Data entries:

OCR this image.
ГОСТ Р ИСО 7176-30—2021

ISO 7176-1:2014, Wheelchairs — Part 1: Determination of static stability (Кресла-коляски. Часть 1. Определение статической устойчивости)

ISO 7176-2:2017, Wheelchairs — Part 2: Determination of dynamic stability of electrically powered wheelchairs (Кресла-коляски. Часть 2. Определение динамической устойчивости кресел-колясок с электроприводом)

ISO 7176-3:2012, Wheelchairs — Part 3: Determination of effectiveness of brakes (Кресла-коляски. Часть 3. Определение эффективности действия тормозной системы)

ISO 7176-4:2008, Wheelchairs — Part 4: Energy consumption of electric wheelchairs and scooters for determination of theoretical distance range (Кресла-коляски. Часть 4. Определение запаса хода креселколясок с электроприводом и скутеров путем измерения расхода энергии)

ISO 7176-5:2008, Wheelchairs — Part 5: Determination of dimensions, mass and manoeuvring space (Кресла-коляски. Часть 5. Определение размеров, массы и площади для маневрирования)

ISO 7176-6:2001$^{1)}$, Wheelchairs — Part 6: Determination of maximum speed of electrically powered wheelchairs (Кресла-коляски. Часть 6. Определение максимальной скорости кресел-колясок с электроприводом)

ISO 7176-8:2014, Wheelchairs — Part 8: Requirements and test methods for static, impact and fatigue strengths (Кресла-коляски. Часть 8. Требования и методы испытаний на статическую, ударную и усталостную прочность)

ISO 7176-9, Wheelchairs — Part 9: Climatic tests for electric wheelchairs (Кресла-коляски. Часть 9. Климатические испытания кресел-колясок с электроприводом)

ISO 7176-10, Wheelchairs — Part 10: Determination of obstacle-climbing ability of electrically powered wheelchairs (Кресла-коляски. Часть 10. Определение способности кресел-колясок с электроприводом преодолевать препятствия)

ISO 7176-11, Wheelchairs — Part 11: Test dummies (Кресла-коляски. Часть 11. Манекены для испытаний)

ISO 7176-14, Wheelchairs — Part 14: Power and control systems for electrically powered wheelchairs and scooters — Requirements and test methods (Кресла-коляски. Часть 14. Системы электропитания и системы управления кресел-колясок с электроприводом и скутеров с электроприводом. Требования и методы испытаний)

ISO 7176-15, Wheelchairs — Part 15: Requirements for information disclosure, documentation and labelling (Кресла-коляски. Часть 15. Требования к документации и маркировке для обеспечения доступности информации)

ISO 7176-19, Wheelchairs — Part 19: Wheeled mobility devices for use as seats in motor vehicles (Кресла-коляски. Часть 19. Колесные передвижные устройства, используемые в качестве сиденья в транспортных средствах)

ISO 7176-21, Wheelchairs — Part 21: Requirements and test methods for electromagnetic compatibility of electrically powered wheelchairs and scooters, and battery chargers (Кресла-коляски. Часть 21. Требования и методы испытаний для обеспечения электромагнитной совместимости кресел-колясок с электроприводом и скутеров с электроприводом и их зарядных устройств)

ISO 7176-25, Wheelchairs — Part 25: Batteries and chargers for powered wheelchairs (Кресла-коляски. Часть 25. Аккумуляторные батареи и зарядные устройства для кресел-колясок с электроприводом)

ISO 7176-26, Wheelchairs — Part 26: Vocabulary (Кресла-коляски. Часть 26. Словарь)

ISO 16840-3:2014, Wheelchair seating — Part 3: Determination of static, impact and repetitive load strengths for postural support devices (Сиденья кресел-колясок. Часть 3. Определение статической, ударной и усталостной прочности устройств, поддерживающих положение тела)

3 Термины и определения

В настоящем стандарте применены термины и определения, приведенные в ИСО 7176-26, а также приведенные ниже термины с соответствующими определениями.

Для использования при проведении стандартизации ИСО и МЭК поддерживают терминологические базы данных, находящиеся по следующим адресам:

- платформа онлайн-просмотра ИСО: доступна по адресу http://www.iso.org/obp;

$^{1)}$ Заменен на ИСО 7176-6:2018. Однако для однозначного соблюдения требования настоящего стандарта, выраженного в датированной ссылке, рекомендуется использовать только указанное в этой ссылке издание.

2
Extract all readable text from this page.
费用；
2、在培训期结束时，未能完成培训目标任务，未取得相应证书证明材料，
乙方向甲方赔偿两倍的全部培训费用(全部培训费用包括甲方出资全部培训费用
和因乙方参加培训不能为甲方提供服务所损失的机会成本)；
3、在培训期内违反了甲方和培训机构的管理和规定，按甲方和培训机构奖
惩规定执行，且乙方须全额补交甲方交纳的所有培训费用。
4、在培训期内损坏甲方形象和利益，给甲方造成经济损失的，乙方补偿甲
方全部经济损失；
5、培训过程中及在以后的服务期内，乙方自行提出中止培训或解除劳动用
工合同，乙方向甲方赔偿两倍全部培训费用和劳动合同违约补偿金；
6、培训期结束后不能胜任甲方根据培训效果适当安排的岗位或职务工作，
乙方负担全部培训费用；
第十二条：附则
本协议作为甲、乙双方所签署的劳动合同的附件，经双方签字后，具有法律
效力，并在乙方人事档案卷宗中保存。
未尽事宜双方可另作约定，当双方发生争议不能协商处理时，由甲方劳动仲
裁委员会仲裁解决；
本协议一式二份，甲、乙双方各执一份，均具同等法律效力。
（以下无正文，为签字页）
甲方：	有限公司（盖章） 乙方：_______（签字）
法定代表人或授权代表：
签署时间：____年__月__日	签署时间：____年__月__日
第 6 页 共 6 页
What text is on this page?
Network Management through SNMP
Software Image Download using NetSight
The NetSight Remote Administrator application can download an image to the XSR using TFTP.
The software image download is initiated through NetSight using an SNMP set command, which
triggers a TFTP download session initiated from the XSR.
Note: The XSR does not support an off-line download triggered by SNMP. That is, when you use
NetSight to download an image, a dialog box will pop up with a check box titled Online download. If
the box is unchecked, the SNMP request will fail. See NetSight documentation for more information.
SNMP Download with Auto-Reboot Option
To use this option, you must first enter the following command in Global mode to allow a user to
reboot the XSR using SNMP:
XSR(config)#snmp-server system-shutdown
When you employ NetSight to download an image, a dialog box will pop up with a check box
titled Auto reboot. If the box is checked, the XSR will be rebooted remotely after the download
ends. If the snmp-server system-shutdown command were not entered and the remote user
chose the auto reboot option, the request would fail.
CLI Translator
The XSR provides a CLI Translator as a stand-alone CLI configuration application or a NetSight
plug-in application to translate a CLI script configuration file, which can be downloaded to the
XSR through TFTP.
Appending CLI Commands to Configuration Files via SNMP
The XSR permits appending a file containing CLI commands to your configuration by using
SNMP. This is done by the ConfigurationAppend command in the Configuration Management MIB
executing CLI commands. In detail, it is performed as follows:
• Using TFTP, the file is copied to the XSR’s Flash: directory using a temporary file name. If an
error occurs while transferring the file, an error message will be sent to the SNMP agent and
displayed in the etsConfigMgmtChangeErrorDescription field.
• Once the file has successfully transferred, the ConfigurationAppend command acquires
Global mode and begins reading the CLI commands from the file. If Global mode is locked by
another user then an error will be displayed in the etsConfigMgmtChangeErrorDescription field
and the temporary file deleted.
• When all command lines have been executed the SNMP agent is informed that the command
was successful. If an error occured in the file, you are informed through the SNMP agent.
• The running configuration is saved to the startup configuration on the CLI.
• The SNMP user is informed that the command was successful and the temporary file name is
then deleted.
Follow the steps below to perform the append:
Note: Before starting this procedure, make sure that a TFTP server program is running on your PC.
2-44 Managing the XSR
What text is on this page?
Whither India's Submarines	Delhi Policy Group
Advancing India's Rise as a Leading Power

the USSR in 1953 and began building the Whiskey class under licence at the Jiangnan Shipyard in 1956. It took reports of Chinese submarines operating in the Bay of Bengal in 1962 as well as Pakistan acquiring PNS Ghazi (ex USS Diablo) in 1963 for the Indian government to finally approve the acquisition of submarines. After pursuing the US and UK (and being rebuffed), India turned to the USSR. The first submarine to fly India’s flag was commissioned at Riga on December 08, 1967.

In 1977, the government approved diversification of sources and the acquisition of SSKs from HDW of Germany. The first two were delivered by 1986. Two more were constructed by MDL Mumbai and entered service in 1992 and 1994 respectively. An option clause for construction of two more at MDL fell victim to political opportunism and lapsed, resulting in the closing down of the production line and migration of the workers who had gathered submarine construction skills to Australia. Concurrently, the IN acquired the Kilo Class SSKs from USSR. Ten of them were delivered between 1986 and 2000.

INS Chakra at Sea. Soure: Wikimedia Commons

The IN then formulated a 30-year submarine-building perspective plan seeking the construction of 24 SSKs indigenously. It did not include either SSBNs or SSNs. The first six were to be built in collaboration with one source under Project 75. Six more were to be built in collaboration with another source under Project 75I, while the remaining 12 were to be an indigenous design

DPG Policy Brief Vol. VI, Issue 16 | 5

WHAT YOU NEED TO DO
Gather each line of the records holding the string "stability".

WORKED SOLUTION
ISO 7176-1:2014, Wheelchairs — Part 1: Determination of static stability (Кресла-коляски. Часть 1. Определение статической устойчивости)
ISO 7176-2:2017, Wheelchairs — Part 2: Determination of dynamic stability of electrically powered wheelchairs (Кресла-коляски. Часть 2. Определение динамической устойчивости кресел-колясок с электроприводом)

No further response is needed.